▸ **Problem description**: In the records below, pick out all lines containing the word "alan".

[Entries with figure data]
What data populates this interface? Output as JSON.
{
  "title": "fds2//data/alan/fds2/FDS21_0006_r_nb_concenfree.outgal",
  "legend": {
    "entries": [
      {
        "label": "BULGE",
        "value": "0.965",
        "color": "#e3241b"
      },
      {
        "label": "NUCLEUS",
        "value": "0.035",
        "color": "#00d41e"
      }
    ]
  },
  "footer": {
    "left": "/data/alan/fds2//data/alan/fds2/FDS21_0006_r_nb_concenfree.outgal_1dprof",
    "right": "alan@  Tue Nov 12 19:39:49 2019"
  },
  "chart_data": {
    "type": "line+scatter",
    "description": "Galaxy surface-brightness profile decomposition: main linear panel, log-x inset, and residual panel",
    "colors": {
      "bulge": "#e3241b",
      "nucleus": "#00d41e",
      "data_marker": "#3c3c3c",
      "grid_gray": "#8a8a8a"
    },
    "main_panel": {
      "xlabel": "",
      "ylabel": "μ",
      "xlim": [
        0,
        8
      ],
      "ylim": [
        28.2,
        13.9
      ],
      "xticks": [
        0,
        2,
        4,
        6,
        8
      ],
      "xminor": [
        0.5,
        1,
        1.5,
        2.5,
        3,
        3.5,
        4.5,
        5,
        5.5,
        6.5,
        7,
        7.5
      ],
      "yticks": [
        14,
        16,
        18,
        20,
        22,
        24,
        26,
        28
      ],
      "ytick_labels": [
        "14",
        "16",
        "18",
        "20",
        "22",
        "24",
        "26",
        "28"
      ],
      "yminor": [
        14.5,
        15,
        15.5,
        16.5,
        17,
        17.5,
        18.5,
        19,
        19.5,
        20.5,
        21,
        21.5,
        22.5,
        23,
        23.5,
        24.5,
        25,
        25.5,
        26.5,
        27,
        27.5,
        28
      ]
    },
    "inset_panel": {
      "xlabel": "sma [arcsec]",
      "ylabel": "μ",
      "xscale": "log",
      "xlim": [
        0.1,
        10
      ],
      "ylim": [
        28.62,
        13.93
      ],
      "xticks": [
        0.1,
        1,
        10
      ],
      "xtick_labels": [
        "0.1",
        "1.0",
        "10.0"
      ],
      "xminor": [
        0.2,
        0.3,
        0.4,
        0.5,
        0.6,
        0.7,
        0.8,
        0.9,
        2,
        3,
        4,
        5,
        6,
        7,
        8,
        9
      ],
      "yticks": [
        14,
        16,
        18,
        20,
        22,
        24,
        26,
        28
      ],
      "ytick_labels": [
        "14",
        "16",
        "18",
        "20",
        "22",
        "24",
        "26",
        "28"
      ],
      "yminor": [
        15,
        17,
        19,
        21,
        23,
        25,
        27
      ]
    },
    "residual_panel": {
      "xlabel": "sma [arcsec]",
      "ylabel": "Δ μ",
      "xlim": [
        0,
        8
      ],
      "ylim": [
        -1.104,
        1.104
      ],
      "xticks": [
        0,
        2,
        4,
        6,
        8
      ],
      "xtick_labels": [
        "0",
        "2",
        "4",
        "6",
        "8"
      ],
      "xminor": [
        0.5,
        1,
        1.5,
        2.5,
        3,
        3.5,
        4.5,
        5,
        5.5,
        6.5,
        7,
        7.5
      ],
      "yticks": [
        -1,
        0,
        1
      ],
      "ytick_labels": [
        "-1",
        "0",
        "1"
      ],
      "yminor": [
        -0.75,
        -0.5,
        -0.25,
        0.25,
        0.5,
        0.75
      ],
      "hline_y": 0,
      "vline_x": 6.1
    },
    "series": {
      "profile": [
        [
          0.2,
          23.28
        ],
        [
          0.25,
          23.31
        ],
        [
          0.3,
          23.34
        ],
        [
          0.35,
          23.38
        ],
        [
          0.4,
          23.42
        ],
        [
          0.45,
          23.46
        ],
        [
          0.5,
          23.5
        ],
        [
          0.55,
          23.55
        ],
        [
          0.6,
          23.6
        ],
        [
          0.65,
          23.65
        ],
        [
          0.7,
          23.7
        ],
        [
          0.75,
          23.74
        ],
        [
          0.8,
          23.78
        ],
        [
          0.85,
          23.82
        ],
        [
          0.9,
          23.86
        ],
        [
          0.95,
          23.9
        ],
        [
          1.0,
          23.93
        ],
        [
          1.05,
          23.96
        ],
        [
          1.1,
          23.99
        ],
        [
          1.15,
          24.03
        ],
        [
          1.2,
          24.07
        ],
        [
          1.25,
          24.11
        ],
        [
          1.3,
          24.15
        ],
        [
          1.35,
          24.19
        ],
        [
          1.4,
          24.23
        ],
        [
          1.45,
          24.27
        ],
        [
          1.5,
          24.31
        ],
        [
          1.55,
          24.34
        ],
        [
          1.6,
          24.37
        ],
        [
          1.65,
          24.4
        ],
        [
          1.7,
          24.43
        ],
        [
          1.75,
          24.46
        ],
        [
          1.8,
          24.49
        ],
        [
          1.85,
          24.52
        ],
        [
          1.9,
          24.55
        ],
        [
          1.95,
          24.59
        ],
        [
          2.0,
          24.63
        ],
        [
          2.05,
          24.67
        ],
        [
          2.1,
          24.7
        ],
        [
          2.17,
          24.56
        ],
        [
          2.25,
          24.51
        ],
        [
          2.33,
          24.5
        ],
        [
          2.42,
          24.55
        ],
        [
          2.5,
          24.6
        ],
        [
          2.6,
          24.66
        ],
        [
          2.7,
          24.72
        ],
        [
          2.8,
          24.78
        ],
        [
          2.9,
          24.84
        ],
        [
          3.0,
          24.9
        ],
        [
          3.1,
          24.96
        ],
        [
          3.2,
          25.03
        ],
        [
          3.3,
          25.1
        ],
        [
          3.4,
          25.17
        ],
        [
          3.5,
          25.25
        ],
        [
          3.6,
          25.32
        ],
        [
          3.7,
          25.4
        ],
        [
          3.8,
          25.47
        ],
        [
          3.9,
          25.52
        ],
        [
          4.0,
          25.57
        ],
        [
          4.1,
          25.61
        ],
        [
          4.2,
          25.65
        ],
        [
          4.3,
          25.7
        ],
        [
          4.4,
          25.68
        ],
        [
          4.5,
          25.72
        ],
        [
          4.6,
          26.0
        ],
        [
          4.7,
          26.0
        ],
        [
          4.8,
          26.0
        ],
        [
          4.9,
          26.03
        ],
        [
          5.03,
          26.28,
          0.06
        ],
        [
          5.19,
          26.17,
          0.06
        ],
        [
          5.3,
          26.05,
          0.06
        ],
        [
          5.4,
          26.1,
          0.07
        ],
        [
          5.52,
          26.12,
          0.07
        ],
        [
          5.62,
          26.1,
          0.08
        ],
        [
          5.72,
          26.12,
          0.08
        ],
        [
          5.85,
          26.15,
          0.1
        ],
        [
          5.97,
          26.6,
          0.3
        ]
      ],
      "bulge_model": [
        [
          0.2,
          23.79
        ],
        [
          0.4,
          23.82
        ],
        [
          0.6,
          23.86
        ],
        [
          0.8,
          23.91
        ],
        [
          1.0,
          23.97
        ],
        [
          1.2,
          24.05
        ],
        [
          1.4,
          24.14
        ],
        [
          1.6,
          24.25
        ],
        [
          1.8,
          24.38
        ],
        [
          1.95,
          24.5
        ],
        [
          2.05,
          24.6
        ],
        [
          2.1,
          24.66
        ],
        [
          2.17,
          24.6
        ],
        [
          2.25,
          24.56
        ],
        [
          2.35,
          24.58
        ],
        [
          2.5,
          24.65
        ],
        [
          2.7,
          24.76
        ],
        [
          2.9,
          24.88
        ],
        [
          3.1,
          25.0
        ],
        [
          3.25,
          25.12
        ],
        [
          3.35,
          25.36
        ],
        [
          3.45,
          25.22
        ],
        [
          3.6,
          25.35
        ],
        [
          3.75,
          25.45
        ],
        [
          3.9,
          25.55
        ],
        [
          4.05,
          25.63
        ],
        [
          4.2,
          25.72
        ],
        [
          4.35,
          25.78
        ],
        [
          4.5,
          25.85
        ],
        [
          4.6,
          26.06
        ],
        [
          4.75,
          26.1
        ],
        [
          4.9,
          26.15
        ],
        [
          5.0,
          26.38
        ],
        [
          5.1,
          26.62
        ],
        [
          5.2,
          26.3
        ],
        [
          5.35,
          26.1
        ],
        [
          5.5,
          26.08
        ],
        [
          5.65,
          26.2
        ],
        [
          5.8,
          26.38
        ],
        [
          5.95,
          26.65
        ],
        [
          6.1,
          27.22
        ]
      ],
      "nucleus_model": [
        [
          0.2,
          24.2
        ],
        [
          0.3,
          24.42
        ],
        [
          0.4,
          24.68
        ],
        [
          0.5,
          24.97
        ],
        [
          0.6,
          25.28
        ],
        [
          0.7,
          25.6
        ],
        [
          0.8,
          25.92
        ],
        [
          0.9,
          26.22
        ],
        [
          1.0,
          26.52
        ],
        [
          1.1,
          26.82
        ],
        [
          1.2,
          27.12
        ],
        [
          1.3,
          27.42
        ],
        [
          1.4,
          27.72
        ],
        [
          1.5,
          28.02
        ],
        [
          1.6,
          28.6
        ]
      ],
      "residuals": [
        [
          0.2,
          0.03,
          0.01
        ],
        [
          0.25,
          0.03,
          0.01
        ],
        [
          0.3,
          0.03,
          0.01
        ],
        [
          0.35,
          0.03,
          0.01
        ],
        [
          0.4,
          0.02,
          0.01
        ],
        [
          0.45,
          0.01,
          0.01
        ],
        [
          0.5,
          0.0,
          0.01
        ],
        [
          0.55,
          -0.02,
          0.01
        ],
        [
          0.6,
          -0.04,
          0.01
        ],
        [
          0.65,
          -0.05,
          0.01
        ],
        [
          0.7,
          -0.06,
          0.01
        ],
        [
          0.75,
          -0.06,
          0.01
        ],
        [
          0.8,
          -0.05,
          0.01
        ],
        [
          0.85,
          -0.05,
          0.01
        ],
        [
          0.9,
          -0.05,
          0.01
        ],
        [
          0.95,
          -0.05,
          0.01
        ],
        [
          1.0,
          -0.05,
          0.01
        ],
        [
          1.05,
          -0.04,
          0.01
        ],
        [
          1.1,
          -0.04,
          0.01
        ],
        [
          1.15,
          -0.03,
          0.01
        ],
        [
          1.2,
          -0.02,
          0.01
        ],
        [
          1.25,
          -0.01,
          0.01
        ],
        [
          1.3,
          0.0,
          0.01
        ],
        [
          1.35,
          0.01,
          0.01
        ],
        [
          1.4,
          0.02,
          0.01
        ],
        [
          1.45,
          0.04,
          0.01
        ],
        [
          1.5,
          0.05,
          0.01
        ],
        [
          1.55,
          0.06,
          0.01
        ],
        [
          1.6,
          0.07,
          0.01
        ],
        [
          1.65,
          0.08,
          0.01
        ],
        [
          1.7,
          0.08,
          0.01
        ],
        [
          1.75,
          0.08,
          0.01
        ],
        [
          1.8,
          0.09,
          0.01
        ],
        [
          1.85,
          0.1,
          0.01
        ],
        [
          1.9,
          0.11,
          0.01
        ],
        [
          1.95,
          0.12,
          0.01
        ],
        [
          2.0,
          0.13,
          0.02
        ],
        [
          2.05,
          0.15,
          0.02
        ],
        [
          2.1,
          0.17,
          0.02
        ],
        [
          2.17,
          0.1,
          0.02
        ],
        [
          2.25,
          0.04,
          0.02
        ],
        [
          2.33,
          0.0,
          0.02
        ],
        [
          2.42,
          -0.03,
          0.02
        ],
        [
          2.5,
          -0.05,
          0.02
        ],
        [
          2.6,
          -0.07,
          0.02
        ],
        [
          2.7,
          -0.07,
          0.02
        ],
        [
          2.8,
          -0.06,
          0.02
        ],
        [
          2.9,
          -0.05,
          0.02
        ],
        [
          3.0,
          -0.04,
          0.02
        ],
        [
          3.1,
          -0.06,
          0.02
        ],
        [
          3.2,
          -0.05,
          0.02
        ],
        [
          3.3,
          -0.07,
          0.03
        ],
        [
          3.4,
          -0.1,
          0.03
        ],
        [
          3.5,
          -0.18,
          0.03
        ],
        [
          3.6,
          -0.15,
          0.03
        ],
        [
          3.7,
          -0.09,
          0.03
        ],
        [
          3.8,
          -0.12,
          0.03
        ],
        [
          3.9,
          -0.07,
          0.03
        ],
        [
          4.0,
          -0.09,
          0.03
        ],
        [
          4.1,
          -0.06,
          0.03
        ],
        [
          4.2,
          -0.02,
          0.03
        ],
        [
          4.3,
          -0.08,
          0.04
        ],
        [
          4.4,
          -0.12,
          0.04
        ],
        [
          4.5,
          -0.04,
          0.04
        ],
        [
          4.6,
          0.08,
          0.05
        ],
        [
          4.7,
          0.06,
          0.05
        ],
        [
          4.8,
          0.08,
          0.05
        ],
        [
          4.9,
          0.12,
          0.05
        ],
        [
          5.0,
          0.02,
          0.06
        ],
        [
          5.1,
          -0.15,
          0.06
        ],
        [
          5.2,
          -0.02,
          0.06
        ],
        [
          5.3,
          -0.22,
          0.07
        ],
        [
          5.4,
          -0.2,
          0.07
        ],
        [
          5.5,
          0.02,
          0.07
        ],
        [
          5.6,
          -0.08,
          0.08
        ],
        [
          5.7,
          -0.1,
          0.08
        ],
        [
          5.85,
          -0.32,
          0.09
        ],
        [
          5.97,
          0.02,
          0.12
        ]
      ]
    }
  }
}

▸ **Full answer**:
  "title": "fds2//data/alan/fds2/FDS21_0006_r_nb_concenfree.outgal",
    "left": "/data/alan/fds2//data/alan/fds2/FDS21_0006_r_nb_concenfree.outgal_1dprof",
    "right": "alan@  Tue Nov 12 19:39:49 2019"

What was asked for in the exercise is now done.